*What to work on:*
Retype each record below word for word. Leave the pictures out.

>>>

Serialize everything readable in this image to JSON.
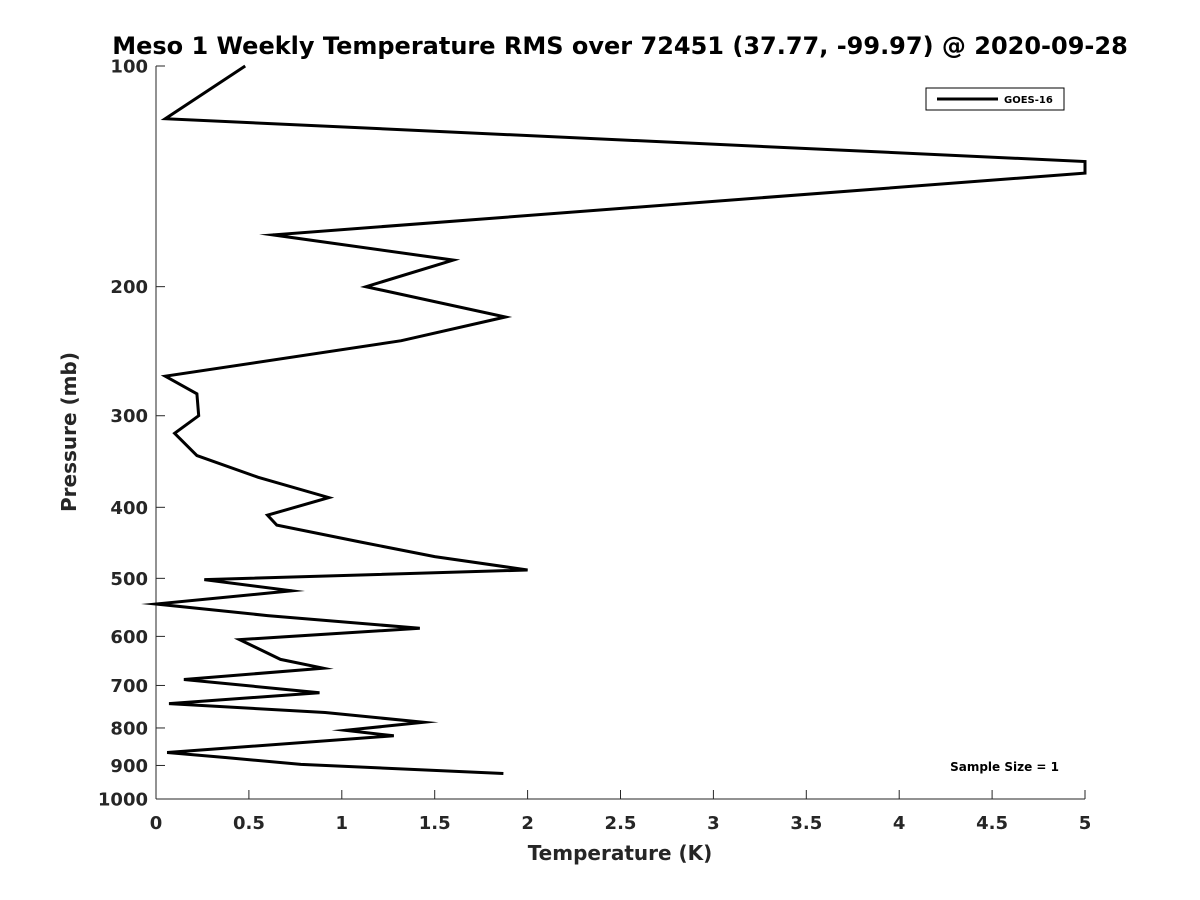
{
  "chart_data": {
    "type": "line",
    "title": "Meso 1 Weekly Temperature RMS over 72451 (37.77, -99.97) @ 2020-09-28",
    "xlabel": "Temperature (K)",
    "ylabel": "Pressure (mb)",
    "xlim": [
      0,
      5
    ],
    "ylim": [
      100,
      1000
    ],
    "y_scale": "log",
    "y_reversed": true,
    "x_ticks": [
      "0",
      "0.5",
      "1",
      "1.5",
      "2",
      "2.5",
      "3",
      "3.5",
      "4",
      "4.5",
      "5"
    ],
    "y_ticks": [
      "100",
      "200",
      "300",
      "400",
      "500",
      "600",
      "700",
      "800",
      "900",
      "1000"
    ],
    "grid": false,
    "legend": {
      "placement": "top-right",
      "entries": [
        "GOES-16"
      ]
    },
    "annotation": "Sample Size = 1",
    "series": [
      {
        "name": "GOES-16",
        "color": "#000000",
        "points": [
          [
            0.48,
            100
          ],
          [
            0.05,
            118
          ],
          [
            5.0,
            135
          ],
          [
            5.0,
            140
          ],
          [
            0.63,
            170
          ],
          [
            1.6,
            184
          ],
          [
            1.13,
            200
          ],
          [
            1.88,
            220
          ],
          [
            1.32,
            237
          ],
          [
            0.05,
            265
          ],
          [
            0.22,
            280
          ],
          [
            0.23,
            300
          ],
          [
            0.1,
            317
          ],
          [
            0.22,
            340
          ],
          [
            0.55,
            364
          ],
          [
            0.93,
            388
          ],
          [
            0.6,
            410
          ],
          [
            0.65,
            423
          ],
          [
            1.1,
            446
          ],
          [
            1.5,
            467
          ],
          [
            2.0,
            487
          ],
          [
            0.26,
            502
          ],
          [
            0.73,
            520
          ],
          [
            0.0,
            542
          ],
          [
            0.6,
            562
          ],
          [
            1.42,
            585
          ],
          [
            0.45,
            606
          ],
          [
            0.57,
            627
          ],
          [
            0.67,
            645
          ],
          [
            0.9,
            663
          ],
          [
            0.15,
            687
          ],
          [
            0.88,
            716
          ],
          [
            0.07,
            741
          ],
          [
            0.91,
            762
          ],
          [
            1.44,
            786
          ],
          [
            1.02,
            806
          ],
          [
            1.28,
            820
          ],
          [
            0.06,
            864
          ],
          [
            0.38,
            878
          ],
          [
            0.78,
            897
          ],
          [
            1.87,
            923
          ]
        ]
      }
    ]
  }
}
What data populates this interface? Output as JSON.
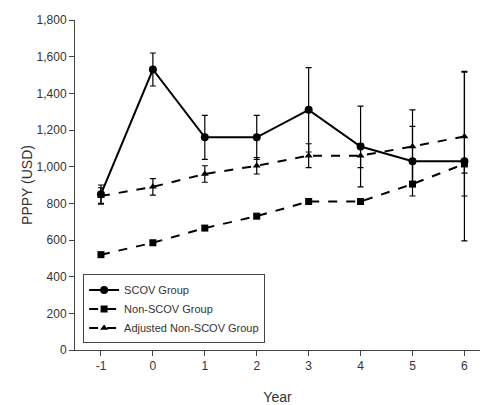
{
  "chart_data": {
    "type": "line",
    "xlabel": "Year",
    "ylabel": "PPPY (USD)",
    "x": [
      -1,
      0,
      1,
      2,
      3,
      4,
      5,
      6
    ],
    "xlim": [
      -1.5,
      6.3
    ],
    "xticks": [
      -1,
      0,
      1,
      2,
      3,
      4,
      5,
      6
    ],
    "ylim": [
      0,
      1800
    ],
    "yticks": [
      0,
      200,
      400,
      600,
      800,
      {
        "value": 1000,
        "label": "1,000"
      },
      {
        "value": 1200,
        "label": "1,200"
      },
      {
        "value": 1400,
        "label": "1,400"
      },
      {
        "value": 1600,
        "label": "1,600"
      },
      {
        "value": 1800,
        "label": "1,800"
      }
    ],
    "color": "#000000",
    "grid": false,
    "legend": "lower left",
    "series": [
      {
        "name": "SCOV Group",
        "marker": "circle",
        "line_style": "solid",
        "values": [
          850,
          1530,
          1160,
          1160,
          1310,
          1110,
          1030,
          1030
        ],
        "yerr_lo": [
          50,
          90,
          120,
          120,
          230,
          220,
          190,
          190
        ],
        "yerr_hi": [
          50,
          90,
          120,
          120,
          230,
          220,
          190,
          490
        ]
      },
      {
        "name": "Non-SCOV Group",
        "marker": "square",
        "line_style": "dash",
        "values": [
          520,
          585,
          665,
          730,
          810,
          810,
          905,
          1015
        ],
        "yerr_lo": [
          12,
          12,
          12,
          12,
          12,
          12,
          12,
          420
        ],
        "yerr_hi": [
          12,
          12,
          12,
          12,
          12,
          12,
          120,
          12
        ]
      },
      {
        "name": "Adjusted Non-SCOV Group",
        "marker": "triangle-up",
        "line_style": "dash",
        "values": [
          840,
          890,
          960,
          1005,
          1060,
          1060,
          1110,
          1165
        ],
        "yerr_lo": [
          45,
          45,
          45,
          45,
          65,
          65,
          200,
          200
        ],
        "yerr_hi": [
          45,
          45,
          45,
          45,
          65,
          65,
          200,
          350
        ]
      }
    ]
  }
}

<<<

*Answer to the task:*
Serialize everything readable in this image to JSON.
{
  "chart_data": {
    "type": "line",
    "title": "Meso 1 Weekly Temperature RMS over 72451 (37.77, -99.97) @ 2020-09-28",
    "xlabel": "Temperature (K)",
    "ylabel": "Pressure (mb)",
    "xlim": [
      0,
      5
    ],
    "ylim": [
      100,
      1000
    ],
    "y_scale": "log",
    "y_reversed": true,
    "x_ticks": [
      "0",
      "0.5",
      "1",
      "1.5",
      "2",
      "2.5",
      "3",
      "3.5",
      "4",
      "4.5",
      "5"
    ],
    "y_ticks": [
      "100",
      "200",
      "300",
      "400",
      "500",
      "600",
      "700",
      "800",
      "900",
      "1000"
    ],
    "grid": false,
    "legend": {
      "placement": "top-right",
      "entries": [
        "GOES-16"
      ]
    },
    "annotation": "Sample Size = 1",
    "series": [
      {
        "name": "GOES-16",
        "color": "#000000",
        "points": [
          [
            0.48,
            100
          ],
          [
            0.05,
            118
          ],
          [
            5.0,
            135
          ],
          [
            5.0,
            140
          ],
          [
            0.63,
            170
          ],
          [
            1.6,
            184
          ],
          [
            1.13,
            200
          ],
          [
            1.88,
            220
          ],
          [
            1.32,
            237
          ],
          [
            0.05,
            265
          ],
          [
            0.22,
            280
          ],
          [
            0.23,
            300
          ],
          [
            0.1,
            317
          ],
          [
            0.22,
            340
          ],
          [
            0.55,
            364
          ],
          [
            0.93,
            388
          ],
          [
            0.6,
            410
          ],
          [
            0.65,
            423
          ],
          [
            1.1,
            446
          ],
          [
            1.5,
            467
          ],
          [
            2.0,
            487
          ],
          [
            0.26,
            502
          ],
          [
            0.73,
            520
          ],
          [
            0.0,
            542
          ],
          [
            0.6,
            562
          ],
          [
            1.42,
            585
          ],
          [
            0.45,
            606
          ],
          [
            0.57,
            627
          ],
          [
            0.67,
            645
          ],
          [
            0.9,
            663
          ],
          [
            0.15,
            687
          ],
          [
            0.88,
            716
          ],
          [
            0.07,
            741
          ],
          [
            0.91,
            762
          ],
          [
            1.44,
            786
          ],
          [
            1.02,
            806
          ],
          [
            1.28,
            820
          ],
          [
            0.06,
            864
          ],
          [
            0.38,
            878
          ],
          [
            0.78,
            897
          ],
          [
            1.87,
            923
          ]
        ]
      }
    ]
  }
}
What data populates this interface? Output as JSON.
{
  "chart_data": {
    "type": "line",
    "xlabel": "Year",
    "ylabel": "PPPY (USD)",
    "x": [
      -1,
      0,
      1,
      2,
      3,
      4,
      5,
      6
    ],
    "xlim": [
      -1.5,
      6.3
    ],
    "xticks": [
      -1,
      0,
      1,
      2,
      3,
      4,
      5,
      6
    ],
    "ylim": [
      0,
      1800
    ],
    "yticks": [
      0,
      200,
      400,
      600,
      800,
      {
        "value": 1000,
        "label": "1,000"
      },
      {
        "value": 1200,
        "label": "1,200"
      },
      {
        "value": 1400,
        "label": "1,400"
      },
      {
        "value": 1600,
        "label": "1,600"
      },
      {
        "value": 1800,
        "label": "1,800"
      }
    ],
    "color": "#000000",
    "grid": false,
    "legend": "lower left",
    "series": [
      {
        "name": "SCOV Group",
        "marker": "circle",
        "line_style": "solid",
        "values": [
          850,
          1530,
          1160,
          1160,
          1310,
          1110,
          1030,
          1030
        ],
        "yerr_lo": [
          50,
          90,
          120,
          120,
          230,
          220,
          190,
          190
        ],
        "yerr_hi": [
          50,
          90,
          120,
          120,
          230,
          220,
          190,
          490
        ]
      },
      {
        "name": "Non-SCOV Group",
        "marker": "square",
        "line_style": "dash",
        "values": [
          520,
          585,
          665,
          730,
          810,
          810,
          905,
          1015
        ],
        "yerr_lo": [
          12,
          12,
          12,
          12,
          12,
          12,
          12,
          420
        ],
        "yerr_hi": [
          12,
          12,
          12,
          12,
          12,
          12,
          120,
          12
        ]
      },
      {
        "name": "Adjusted Non-SCOV Group",
        "marker": "triangle-up",
        "line_style": "dash",
        "values": [
          840,
          890,
          960,
          1005,
          1060,
          1060,
          1110,
          1165
        ],
        "yerr_lo": [
          45,
          45,
          45,
          45,
          65,
          65,
          200,
          200
        ],
        "yerr_hi": [
          45,
          45,
          45,
          45,
          65,
          65,
          200,
          350
        ]
      }
    ]
  }
}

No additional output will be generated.